-- start Material shown --
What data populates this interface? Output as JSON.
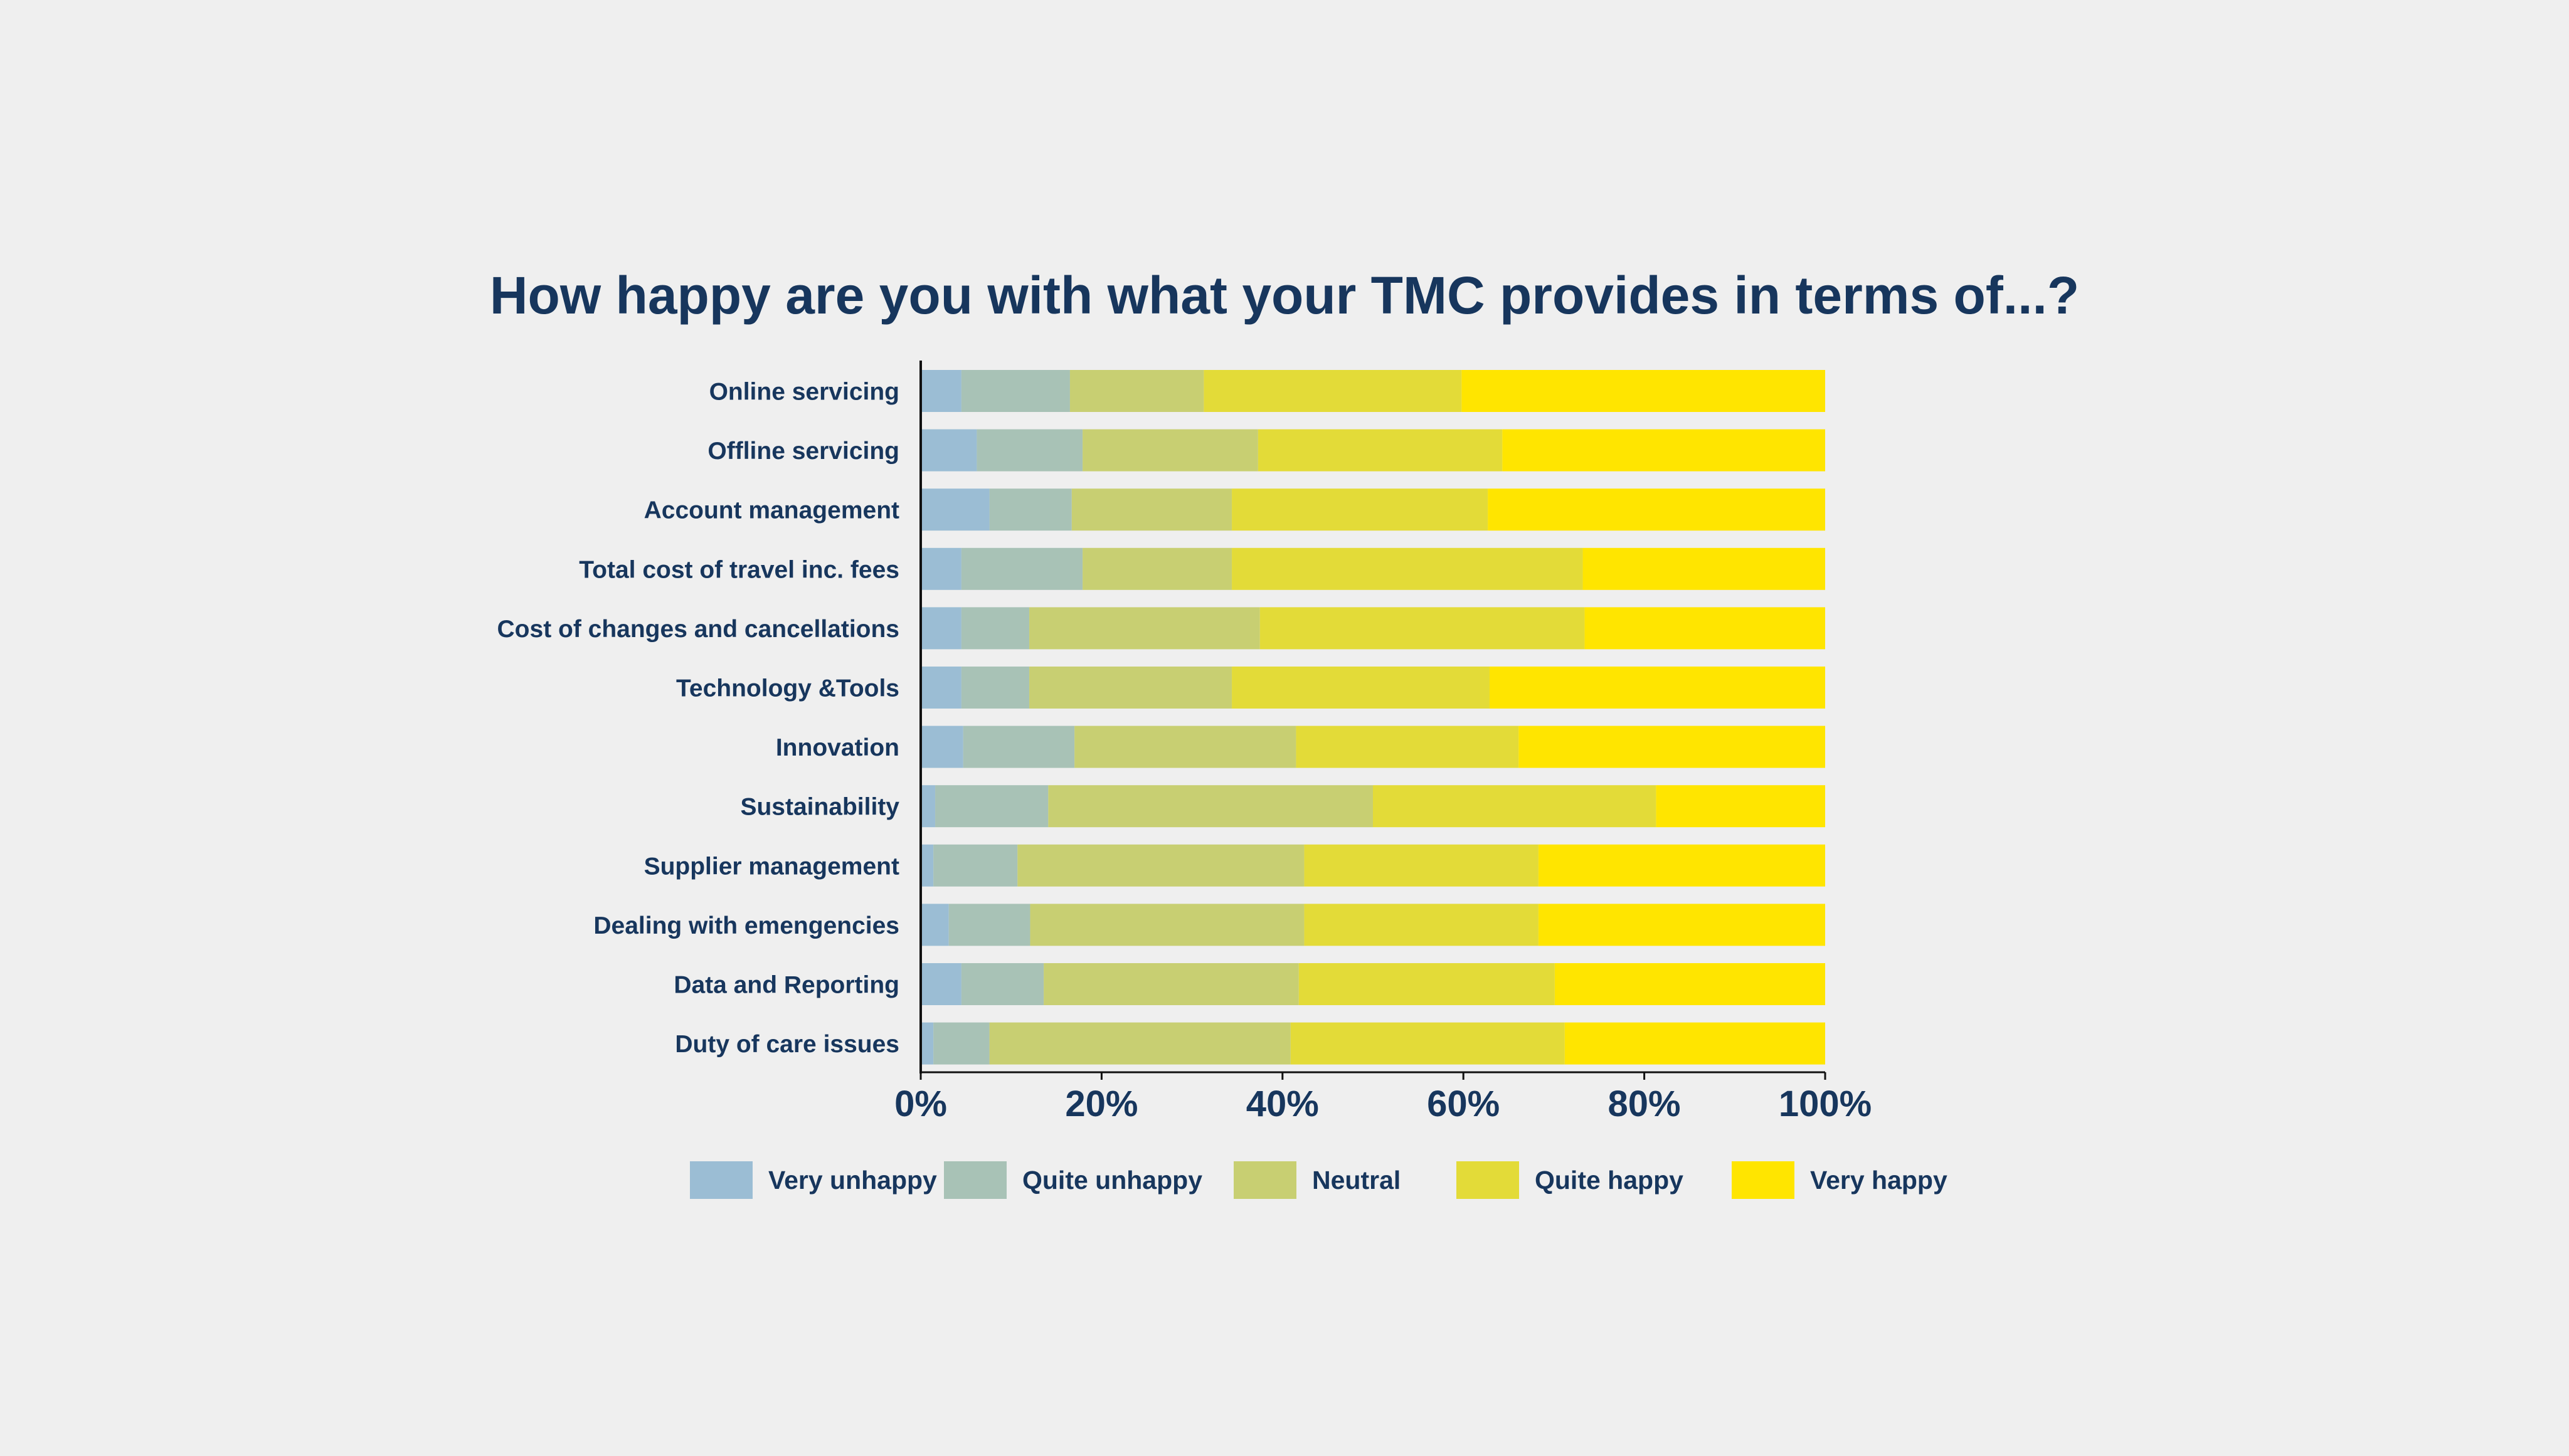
{
  "chart_data": {
    "type": "bar",
    "orientation": "horizontal",
    "stacked": true,
    "title": "How happy are you with what your TMC provides in terms of...?",
    "xlabel": "",
    "ylabel": "",
    "xlim": [
      0,
      100
    ],
    "x_ticks": [
      "0%",
      "20%",
      "40%",
      "60%",
      "80%",
      "100%"
    ],
    "grid": false,
    "legend_position": "bottom",
    "categories": [
      "Online servicing",
      "Offline servicing",
      "Account management",
      "Total cost of travel inc. fees",
      "Cost of changes and cancellations",
      "Technology &Tools",
      "Innovation",
      "Sustainability",
      "Supplier management",
      "Dealing with emengencies",
      "Data and Reporting",
      "Duty of care issues"
    ],
    "series": [
      {
        "name": "Very unhappy",
        "color": "#9bbdd4",
        "values": [
          4.5,
          6.2,
          7.6,
          4.5,
          4.5,
          4.5,
          4.7,
          1.6,
          1.4,
          3.1,
          4.5,
          1.4
        ]
      },
      {
        "name": "Quite unhappy",
        "color": "#a8c2b6",
        "values": [
          12.0,
          11.7,
          9.1,
          13.4,
          7.5,
          7.5,
          12.3,
          12.5,
          9.3,
          9.0,
          9.1,
          6.2
        ]
      },
      {
        "name": "Neutral",
        "color": "#c8cf72",
        "values": [
          14.8,
          19.4,
          17.7,
          16.5,
          25.5,
          22.4,
          24.5,
          35.9,
          31.7,
          30.3,
          28.2,
          33.3
        ]
      },
      {
        "name": "Quite happy",
        "color": "#e3db38",
        "values": [
          28.5,
          27.0,
          28.3,
          38.8,
          35.9,
          28.5,
          24.6,
          31.3,
          25.9,
          25.9,
          28.3,
          30.3
        ]
      },
      {
        "name": "Very happy",
        "color": "#ffe500",
        "values": [
          40.2,
          35.7,
          37.3,
          26.8,
          26.6,
          37.1,
          33.9,
          18.7,
          31.7,
          31.7,
          29.9,
          28.8
        ]
      }
    ]
  }
}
-- end Material shown --
> Your goal
Where a line above contains the string "management", copy that line.

> Result
      "Account management",
      "Supplier management",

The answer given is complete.